PROVIDED PASSAGE |

With the trained similarity model, we can use the embeddings produced by our model as a vector representation. Also those vector representations create a coins vector space where similar coins are clustered together.

This makes it easy to recognize the coin: all we have to do is to convert the snapped picture into a vector in this vector space using our trained model and find the nearest neighbors which will be the result of our search. The notion of “nearest neighbors” requires a strict mathematical definition of distance between vectors. Classical Euclidean distance is not optimal here because Arcface separates points in vector space using angles between vector representations rather than linear distances. Thus, we use cosine distance:

$$
\begin{aligned}
similarity(A,B) = \frac {A \cdot B}{\parallel A\parallel\times\parallel B\parallel} = \frac { \sum^n_{i=1}A_i \times B_i }{\sqrt{\sum^n_{i=1}A^2_i} \times \sqrt{\sum^n_{i=1}B^2_i}}
\end{aligned}
$$

In general, searching in vector space is very computationally intensive. It requires you to find distances between the representation of your snapped picture, a.k.a as “anchor” and all other points in the vector space. Distance calculation complexity is proportional to the dimension of vector space and even with a modest number of points to search and relatively low dimension, the exact search can take seconds.

Because of that, an exact vector search is impractical for most real-life scenarios. In practice, we search for the nearest vectors approximately using pre-computed indexes. There are a lot of great libraries that implement a wide spectrum of trade-offs between the speed and accuracy of vector space search.

We chose Faiss as a vector index implementation For us, the main advantage is an opportunity to use the GPU acceleration which significantly reduces the time for calculating metrics. We use Milvus as a service wrapping several popular approximate-nearest-neighbors libraries such as Faiss, NMSLIB, and Annoy, with intuitive APIs, allowing you to choose index types based on your scenario. Milvus is fully containerized which adds to the convenience.

INFORMATION GIVEN |
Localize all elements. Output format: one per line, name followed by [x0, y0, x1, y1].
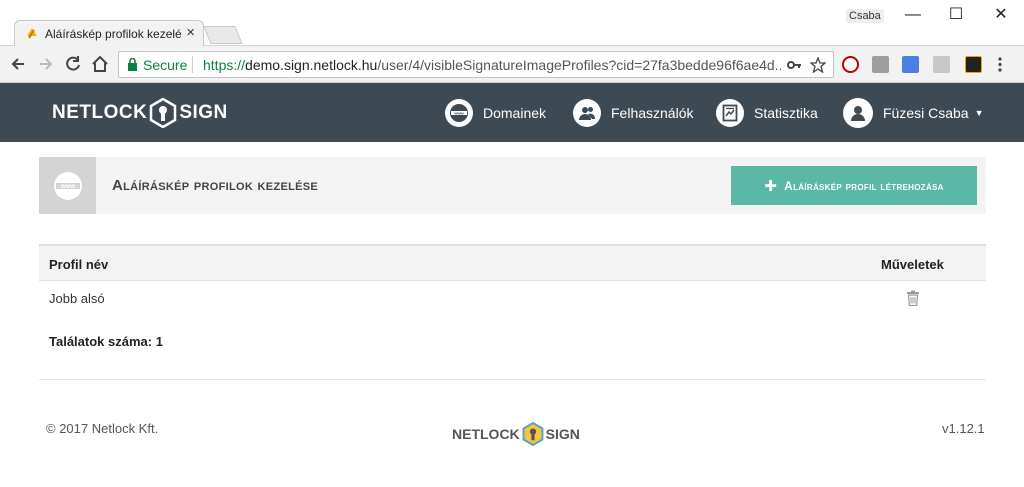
svg-text:www: www [59, 184, 74, 190]
page-header-icon-box: www [39, 157, 96, 214]
secure-label: Secure [143, 57, 188, 73]
extension-k-icon[interactable] [965, 56, 982, 73]
nav-label-felhasznalok: Felhasználók [611, 105, 694, 121]
content-divider [39, 379, 986, 380]
url-domain: demo.sign.netlock.hu [245, 57, 378, 73]
netlock-sign-logo[interactable]: NETLOCK SIGN [52, 98, 228, 128]
new-tab-button[interactable] [203, 26, 243, 44]
lock-icon [128, 57, 137, 71]
result-count: Találatok száma: 1 [49, 334, 163, 349]
create-profile-label: Aláíráskép profil létrehozása [784, 178, 944, 193]
user-avatar-icon [843, 98, 873, 128]
statistics-icon [716, 99, 744, 127]
minimize-icon[interactable]: — [890, 3, 936, 27]
nav-felhasznalok[interactable]: Felhasználók [573, 98, 694, 128]
nav-label-domainek: Domainek [483, 105, 547, 121]
footer-copyright: © 2017 Netlock Kft. [46, 421, 159, 436]
browser-titlebar: Aláíráskép profilok kezelése × Csaba — ☐… [0, 0, 1024, 46]
svg-text:www: www [453, 111, 464, 116]
app-navbar: NETLOCK SIGN www Domainek Felhasználók S… [0, 83, 1024, 142]
trash-icon[interactable] [906, 290, 920, 306]
chevron-down-icon: ▼ [974, 108, 984, 118]
browser-tab[interactable]: Aláíráskép profilok kezelése × [14, 20, 204, 46]
profiles-table: Profil név Műveletek Jobb alsó [39, 244, 986, 317]
footer-shield-icon [522, 422, 544, 446]
reload-icon[interactable] [63, 54, 83, 74]
nav-statisztika[interactable]: Statisztika [716, 98, 818, 128]
footer-logo-right: SIGN [545, 426, 580, 442]
create-profile-button[interactable]: ✚ Aláíráskép profil létrehozása [731, 166, 977, 205]
browser-toolbar: Secure https://demo.sign.netlock.hu/user… [0, 46, 1024, 83]
url-prefix: https:// [203, 57, 246, 73]
extension-gray-icon[interactable] [872, 56, 889, 73]
nav-label-statisztika: Statisztika [754, 105, 818, 121]
url-separator [192, 56, 193, 73]
table-row[interactable]: Jobb alsó [39, 281, 986, 317]
www-icon: www [445, 99, 473, 127]
forward-arrow-icon[interactable] [36, 54, 56, 74]
users-icon [573, 99, 601, 127]
url-path: /user/4/visibleSignatureImageProfiles?ci… [377, 57, 781, 73]
profile-name-cell: Jobb alsó [49, 291, 105, 306]
key-icon[interactable] [786, 57, 802, 73]
table-header: Profil név Műveletek [39, 244, 986, 281]
browser-profile-label[interactable]: Csaba [846, 9, 884, 23]
footer-logo: NETLOCK SIGN [452, 422, 580, 446]
column-header-name[interactable]: Profil név [49, 257, 108, 272]
url-text[interactable]: https://demo.sign.netlock.hu/user/4/visi… [203, 57, 781, 73]
maximize-icon[interactable]: ☐ [933, 3, 979, 27]
app-version: v1.12.1 [942, 421, 985, 436]
logo-text-left: NETLOCK [52, 102, 148, 123]
logo-text-right: SIGN [179, 102, 228, 123]
page-title: Aláíráskép profilok kezelése [112, 177, 319, 194]
footer-logo-left: NETLOCK [452, 426, 520, 442]
browser-menu-icon[interactable] [997, 56, 1003, 73]
user-menu[interactable]: Füzesi Csaba ▼ [843, 98, 984, 128]
extension-adblock-icon[interactable] [842, 56, 859, 73]
secure-indicator[interactable]: Secure [127, 57, 187, 73]
extension-translate-icon[interactable] [902, 56, 919, 73]
netlock-favicon-icon [27, 28, 37, 39]
user-name: Füzesi Csaba [883, 105, 969, 121]
www-icon: www [53, 171, 82, 200]
shield-logo-icon [150, 98, 177, 128]
nav-domainek[interactable]: www Domainek [445, 98, 546, 128]
bookmark-star-icon[interactable] [810, 57, 826, 73]
tab-close-icon[interactable]: × [186, 24, 195, 41]
address-bar[interactable]: Secure https://demo.sign.netlock.hu/user… [118, 51, 834, 78]
close-window-icon[interactable]: ✕ [978, 3, 1024, 27]
tab-title: Aláíráskép profilok kezelése [45, 27, 181, 41]
extension-drive-icon[interactable] [933, 56, 950, 73]
page-header: www Aláíráskép profilok kezelése ✚ Aláír… [39, 157, 986, 214]
plus-icon: ✚ [764, 177, 778, 195]
home-icon[interactable] [90, 54, 110, 74]
back-arrow-icon[interactable] [8, 54, 28, 74]
column-header-actions: Műveletek [881, 257, 944, 272]
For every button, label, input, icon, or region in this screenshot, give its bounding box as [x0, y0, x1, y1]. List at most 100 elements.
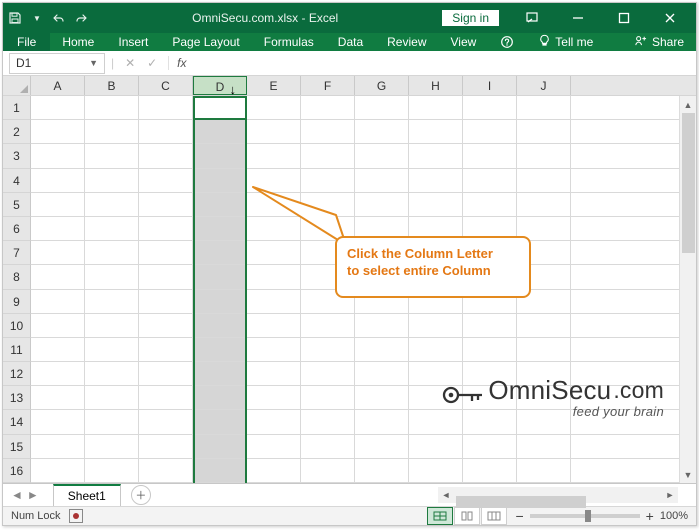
cell-C1[interactable]	[139, 96, 193, 119]
ribbon-options-icon[interactable]	[510, 3, 554, 33]
cell-B3[interactable]	[85, 144, 139, 167]
col-header-F[interactable]: F	[301, 76, 355, 95]
cell-J2[interactable]	[517, 120, 571, 143]
cell-I16[interactable]	[463, 459, 517, 482]
cell-E14[interactable]	[247, 410, 301, 433]
cell-E3[interactable]	[247, 144, 301, 167]
cell-G2[interactable]	[355, 120, 409, 143]
row-header-8[interactable]: 8	[3, 265, 31, 289]
cell-A16[interactable]	[31, 459, 85, 482]
cell-E11[interactable]	[247, 338, 301, 361]
cell-B4[interactable]	[85, 169, 139, 192]
cell-D9[interactable]	[193, 290, 247, 313]
cell-J11[interactable]	[517, 338, 571, 361]
cell-B15[interactable]	[85, 435, 139, 458]
cell-G16[interactable]	[355, 459, 409, 482]
cell-A1[interactable]	[31, 96, 85, 119]
col-header-D[interactable]: D ↓	[193, 76, 247, 95]
cancel-icon[interactable]: ✕	[120, 56, 140, 70]
tab-page-layout[interactable]: Page Layout	[160, 33, 251, 51]
row-header-2[interactable]: 2	[3, 120, 31, 144]
cell-G11[interactable]	[355, 338, 409, 361]
zoom-out-button[interactable]: −	[515, 508, 523, 524]
tab-data[interactable]: Data	[326, 33, 375, 51]
row-header-5[interactable]: 5	[3, 193, 31, 217]
tab-file[interactable]: File	[3, 33, 50, 51]
cell-B13[interactable]	[85, 386, 139, 409]
cell-G12[interactable]	[355, 362, 409, 385]
cell-A14[interactable]	[31, 410, 85, 433]
cell-J3[interactable]	[517, 144, 571, 167]
cell-D5[interactable]	[193, 193, 247, 216]
cell-H11[interactable]	[409, 338, 463, 361]
cell-H3[interactable]	[409, 144, 463, 167]
undo-icon[interactable]	[51, 10, 67, 26]
cell-G4[interactable]	[355, 169, 409, 192]
cell-C3[interactable]	[139, 144, 193, 167]
cell-J5[interactable]	[517, 193, 571, 216]
col-header-J[interactable]: J	[517, 76, 571, 95]
cell-I1[interactable]	[463, 96, 517, 119]
fx-icon[interactable]: fx	[169, 56, 194, 70]
cell-F3[interactable]	[301, 144, 355, 167]
cell-F10[interactable]	[301, 314, 355, 337]
cell-F4[interactable]	[301, 169, 355, 192]
col-header-H[interactable]: H	[409, 76, 463, 95]
cell-A2[interactable]	[31, 120, 85, 143]
cell-B11[interactable]	[85, 338, 139, 361]
row-header-10[interactable]: 10	[3, 314, 31, 338]
cell-G15[interactable]	[355, 435, 409, 458]
cell-I2[interactable]	[463, 120, 517, 143]
cell-G1[interactable]	[355, 96, 409, 119]
cell-F12[interactable]	[301, 362, 355, 385]
cell-C13[interactable]	[139, 386, 193, 409]
sign-in-button[interactable]: Sign in	[441, 9, 500, 27]
tab-review[interactable]: Review	[375, 33, 438, 51]
cell-D14[interactable]	[193, 410, 247, 433]
maximize-icon[interactable]	[602, 3, 646, 33]
col-header-C[interactable]: C	[139, 76, 193, 95]
chevron-down-icon[interactable]: ▼	[89, 58, 98, 68]
row-header-14[interactable]: 14	[3, 410, 31, 434]
cell-A4[interactable]	[31, 169, 85, 192]
cell-B8[interactable]	[85, 265, 139, 288]
cell-I4[interactable]	[463, 169, 517, 192]
cell-I15[interactable]	[463, 435, 517, 458]
cell-H15[interactable]	[409, 435, 463, 458]
cell-B7[interactable]	[85, 241, 139, 264]
cell-I3[interactable]	[463, 144, 517, 167]
row-header-9[interactable]: 9	[3, 290, 31, 314]
tell-me[interactable]: Tell me	[526, 33, 605, 51]
cell-D2[interactable]	[193, 120, 247, 143]
row-header-16[interactable]: 16	[3, 459, 31, 483]
cell-D13[interactable]	[193, 386, 247, 409]
normal-view-icon[interactable]	[427, 507, 453, 525]
cell-G3[interactable]	[355, 144, 409, 167]
zoom-slider[interactable]	[530, 514, 640, 518]
cell-B16[interactable]	[85, 459, 139, 482]
row-header-1[interactable]: 1	[3, 96, 31, 120]
cell-D6[interactable]	[193, 217, 247, 240]
col-header-A[interactable]: A	[31, 76, 85, 95]
cell-H16[interactable]	[409, 459, 463, 482]
cell-F11[interactable]	[301, 338, 355, 361]
cell-H4[interactable]	[409, 169, 463, 192]
cell-E16[interactable]	[247, 459, 301, 482]
cell-A7[interactable]	[31, 241, 85, 264]
cell-H2[interactable]	[409, 120, 463, 143]
cell-D16[interactable]	[193, 459, 247, 482]
cell-A6[interactable]	[31, 217, 85, 240]
tab-formulas[interactable]: Formulas	[252, 33, 326, 51]
cell-F1[interactable]	[301, 96, 355, 119]
cell-B14[interactable]	[85, 410, 139, 433]
cell-C2[interactable]	[139, 120, 193, 143]
cell-C10[interactable]	[139, 314, 193, 337]
cell-B2[interactable]	[85, 120, 139, 143]
cell-C15[interactable]	[139, 435, 193, 458]
cell-J4[interactable]	[517, 169, 571, 192]
add-sheet-button[interactable]: ＋	[131, 485, 151, 505]
cell-C9[interactable]	[139, 290, 193, 313]
col-header-E[interactable]: E	[247, 76, 301, 95]
cell-E7[interactable]	[247, 241, 301, 264]
cell-E5[interactable]	[247, 193, 301, 216]
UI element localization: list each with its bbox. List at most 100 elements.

COMPLETE THE FOLLOWING |
**A)** Rewrite the vector search passage from the words "Because of that, an" through the words "to the convenience.", putting "Weaviate" wherever "Milvus" appears.
**B)** In the records, output the lines from the one containing "96, 193, 119]" through the one containing "410, 301, 433]" as a Markdown table. Use a column Nr for the row number and a column Line for the line, and leave out blank lines.

EXPECTED ANSWERS |
**A)**
Because of that, an exact vector search is impractical for most real-life scenarios. In practice, we search for the nearest vectors approximately using pre-computed indexes. There are a lot of great libraries that implement a wide spectrum of trade-offs between the speed and accuracy of vector space search.

We chose Faiss as a vector index implementation For us, the main advantage is an opportunity to use the GPU acceleration which significantly reduces the time for calculating metrics. We use Weaviate as a service wrapping several popular approximate-nearest-neighbors libraries such as Faiss, NMSLIB, and Annoy, with intuitive APIs, allowing you to choose index types based on your scenario. Weaviate is fully containerized which adds to the convenience.

**B)**
| Nr | Line |
|---|---|
| 1 | cell-C1[interactable]	[139, 96, 193, 119] |
| 2 | ribbon-options-icon[interactable]	[510, 3, 554, 33] |
| 3 | cell-B3[interactable]	[85, 144, 139, 167] |
| 4 | col-header-F[interactable]: F	[301, 76, 355, 95] |
| 5 | cell-J2[interactable]	[517, 120, 571, 143] |
| 6 | cell-I16[interactable]	[463, 459, 517, 482] |
| 7 | cell-E14[interactable]	[247, 410, 301, 433] |